**Supplied material**
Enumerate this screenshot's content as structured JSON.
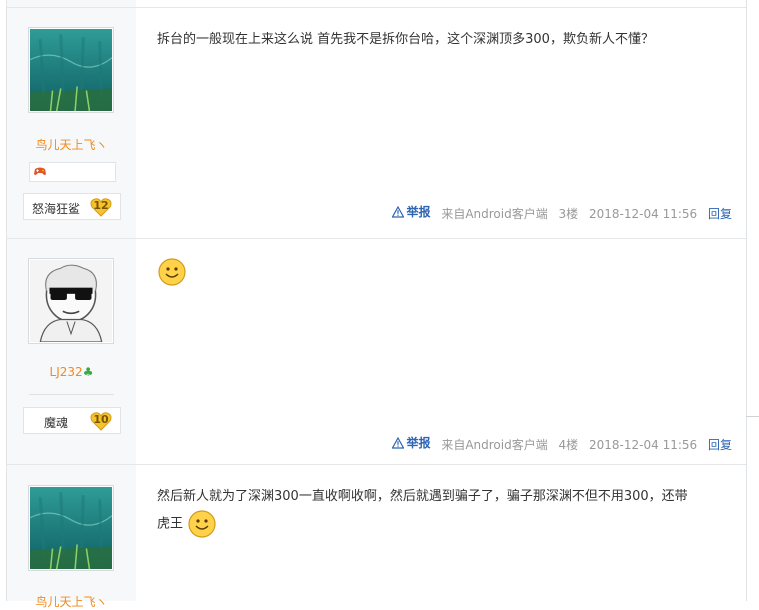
{
  "posts": [
    {
      "username": "鸟儿天上飞ヽ",
      "level_name": "怒海狂鲨",
      "level_num": "12",
      "text": "拆台的一般现在上来这么说 首先我不是拆你台哈，这个深渊顶多300，欺负新人不懂？",
      "report_label": "举报",
      "client": "来自Android客户端",
      "floor": "3楼",
      "time": "2018-12-04 11:56",
      "reply_label": "回复",
      "avatar_icon": "teal-forest-avatar"
    },
    {
      "username": "LJ232",
      "level_name": "魔魂",
      "level_num": "10",
      "text": "",
      "report_label": "举报",
      "client": "来自Android客户端",
      "floor": "4楼",
      "time": "2018-12-04 11:56",
      "reply_label": "回复",
      "avatar_icon": "sunglasses-meme-avatar"
    },
    {
      "username": "鸟儿天上飞ヽ",
      "text_line1": "然后新人就为了深渊300一直收啊收啊，然后就遇到骗子了，骗子那深渊不但不用300，还带",
      "text_line2": "虎王",
      "avatar_icon": "teal-forest-avatar"
    }
  ],
  "colors": {
    "username": "#f08a1e",
    "link": "#2d64b3",
    "meta": "#999999",
    "sidebar": "#f7f8fa"
  }
}
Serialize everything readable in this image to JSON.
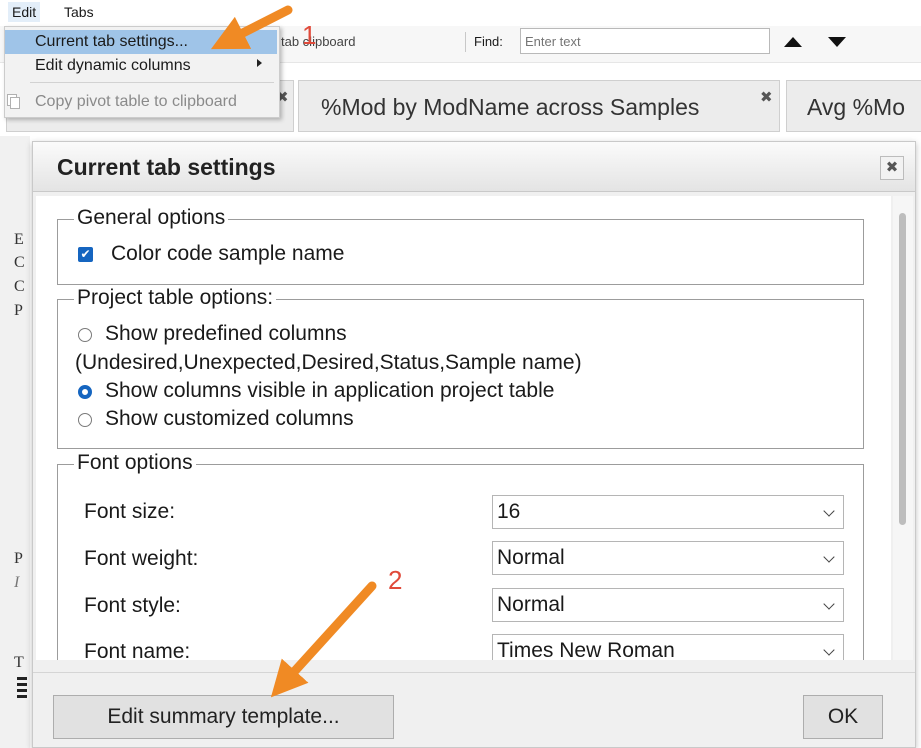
{
  "menubar": {
    "edit": "Edit",
    "tabs": "Tabs"
  },
  "toolbar": {
    "clipboard_text": "tab  clipboard",
    "find_label": "Find:",
    "find_placeholder": "Enter text"
  },
  "menu": {
    "items": [
      {
        "label": "Current tab settings..."
      },
      {
        "label": "Edit dynamic columns"
      },
      {
        "label": "Copy pivot table to clipboard"
      }
    ]
  },
  "tabs": [
    {
      "label": "%Mod by ModName across Samples"
    },
    {
      "label": "Avg %Mo"
    }
  ],
  "left_letters": [
    "E",
    "C",
    "C",
    "P",
    "P",
    "I",
    "T"
  ],
  "dialog": {
    "title": "Current tab settings",
    "general": {
      "legend": "General options",
      "color_code": "Color code sample name",
      "color_code_checked": true
    },
    "project": {
      "legend": "Project table options:",
      "predefined": "Show predefined columns",
      "predefined_note": "(Undesired,Unexpected,Desired,Status,Sample name)",
      "visible": "Show columns visible in application project table",
      "customized": "Show customized columns",
      "selected": "visible"
    },
    "font": {
      "legend": "Font options",
      "size_label": "Font size:",
      "size_value": "16",
      "weight_label": "Font weight:",
      "weight_value": "Normal",
      "style_label": "Font style:",
      "style_value": "Normal",
      "name_label": "Font name:",
      "name_value": "Times New Roman"
    },
    "edit_template_button": "Edit summary template...",
    "ok_button": "OK"
  },
  "annotations": {
    "badge1": "1",
    "badge2": "2",
    "arrow_color": "#f08a24",
    "badge_color": "#e04a3a"
  }
}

**Task details**
Output an exact copy of the material, with the pictures removed.

**The result**
Enumerate this screenshot's content as structured JSON.
{
  "posts": [
    {
      "username": "鸟儿天上飞ヽ",
      "level_name": "怒海狂鲨",
      "level_num": "12",
      "text": "拆台的一般现在上来这么说 首先我不是拆你台哈，这个深渊顶多300，欺负新人不懂？",
      "report_label": "举报",
      "client": "来自Android客户端",
      "floor": "3楼",
      "time": "2018-12-04 11:56",
      "reply_label": "回复",
      "avatar_icon": "teal-forest-avatar"
    },
    {
      "username": "LJ232",
      "level_name": "魔魂",
      "level_num": "10",
      "text": "",
      "report_label": "举报",
      "client": "来自Android客户端",
      "floor": "4楼",
      "time": "2018-12-04 11:56",
      "reply_label": "回复",
      "avatar_icon": "sunglasses-meme-avatar"
    },
    {
      "username": "鸟儿天上飞ヽ",
      "text_line1": "然后新人就为了深渊300一直收啊收啊，然后就遇到骗子了，骗子那深渊不但不用300，还带",
      "text_line2": "虎王",
      "avatar_icon": "teal-forest-avatar"
    }
  ],
  "colors": {
    "username": "#f08a1e",
    "link": "#2d64b3",
    "meta": "#999999",
    "sidebar": "#f7f8fa"
  }
}
Serialize everything readable in this image to JSON.
{
  "menubar": {
    "edit": "Edit",
    "tabs": "Tabs"
  },
  "toolbar": {
    "clipboard_text": "tab  clipboard",
    "find_label": "Find:",
    "find_placeholder": "Enter text"
  },
  "menu": {
    "items": [
      {
        "label": "Current tab settings..."
      },
      {
        "label": "Edit dynamic columns"
      },
      {
        "label": "Copy pivot table to clipboard"
      }
    ]
  },
  "tabs": [
    {
      "label": "%Mod by ModName across Samples"
    },
    {
      "label": "Avg %Mo"
    }
  ],
  "left_letters": [
    "E",
    "C",
    "C",
    "P",
    "P",
    "I",
    "T"
  ],
  "dialog": {
    "title": "Current tab settings",
    "general": {
      "legend": "General options",
      "color_code": "Color code sample name",
      "color_code_checked": true
    },
    "project": {
      "legend": "Project table options:",
      "predefined": "Show predefined columns",
      "predefined_note": "(Undesired,Unexpected,Desired,Status,Sample name)",
      "visible": "Show columns visible in application project table",
      "customized": "Show customized columns",
      "selected": "visible"
    },
    "font": {
      "legend": "Font options",
      "size_label": "Font size:",
      "size_value": "16",
      "weight_label": "Font weight:",
      "weight_value": "Normal",
      "style_label": "Font style:",
      "style_value": "Normal",
      "name_label": "Font name:",
      "name_value": "Times New Roman"
    },
    "edit_template_button": "Edit summary template...",
    "ok_button": "OK"
  },
  "annotations": {
    "badge1": "1",
    "badge2": "2",
    "arrow_color": "#f08a24",
    "badge_color": "#e04a3a"
  }
}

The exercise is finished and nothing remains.